[Dataset]
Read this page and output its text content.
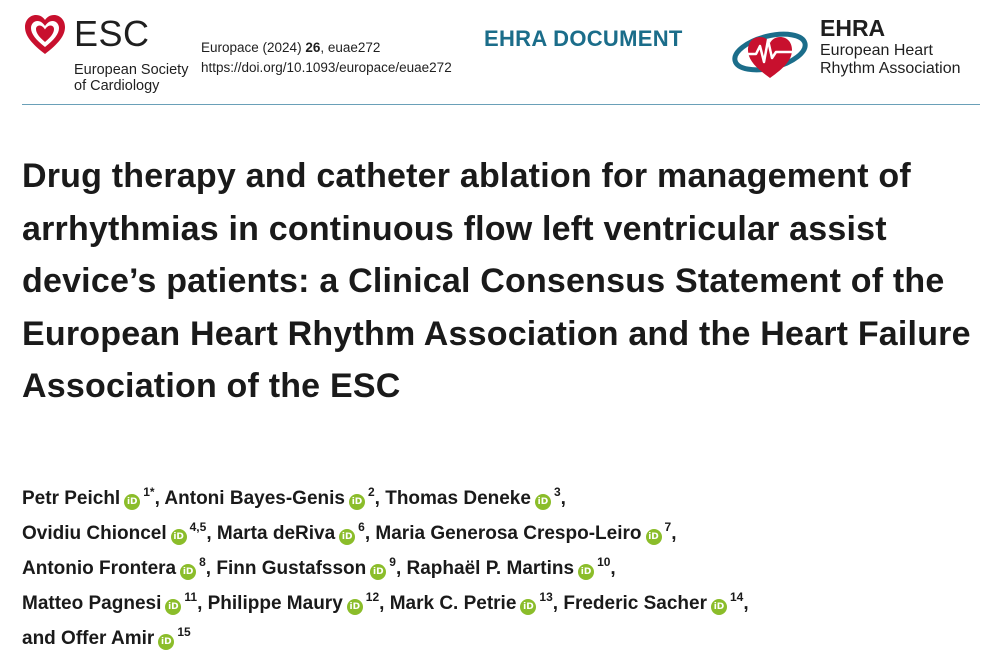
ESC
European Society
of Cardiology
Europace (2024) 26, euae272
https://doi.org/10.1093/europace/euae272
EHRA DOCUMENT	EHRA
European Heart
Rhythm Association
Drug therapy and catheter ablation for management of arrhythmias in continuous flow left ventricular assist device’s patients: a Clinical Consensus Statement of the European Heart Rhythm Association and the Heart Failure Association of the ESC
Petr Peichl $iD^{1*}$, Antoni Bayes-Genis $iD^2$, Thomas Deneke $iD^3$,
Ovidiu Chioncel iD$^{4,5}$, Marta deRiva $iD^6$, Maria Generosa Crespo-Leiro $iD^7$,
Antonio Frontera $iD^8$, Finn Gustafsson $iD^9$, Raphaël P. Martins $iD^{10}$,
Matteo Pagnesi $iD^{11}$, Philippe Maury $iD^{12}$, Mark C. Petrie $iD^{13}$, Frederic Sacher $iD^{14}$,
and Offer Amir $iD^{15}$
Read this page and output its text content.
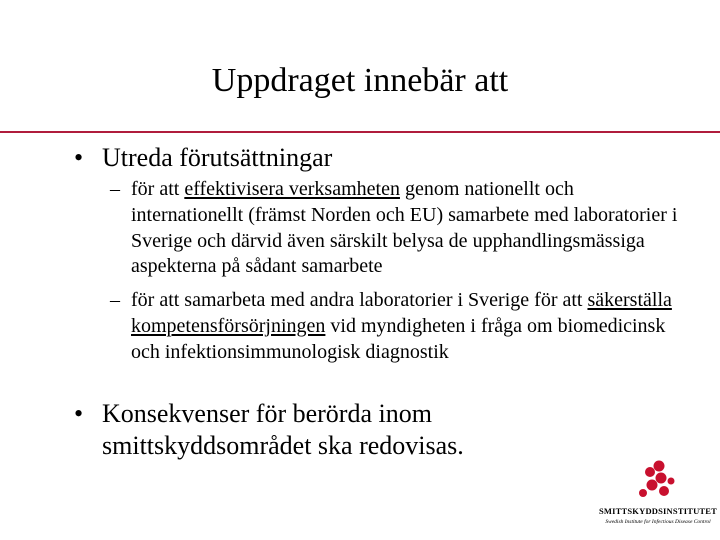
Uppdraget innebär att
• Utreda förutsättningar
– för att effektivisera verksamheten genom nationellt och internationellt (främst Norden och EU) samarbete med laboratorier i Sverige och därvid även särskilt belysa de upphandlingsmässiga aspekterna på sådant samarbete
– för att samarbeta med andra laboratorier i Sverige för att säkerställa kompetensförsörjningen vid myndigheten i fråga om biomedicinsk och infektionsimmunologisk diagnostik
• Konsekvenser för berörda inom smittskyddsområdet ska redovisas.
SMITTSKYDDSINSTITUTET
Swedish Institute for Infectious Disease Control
[/Dataset]
▸ **What is being asked**
Copy every line of the records above that holds the word "Rhythm".

▸ **Reply**
Rhythm Association
Drug therapy and catheter ablation for management of arrhythmias in continuous flow left ventricular assist device’s patients: a Clinical Consensus Statement of the European Heart Rhythm Association and the Heart Failure Association of the ESC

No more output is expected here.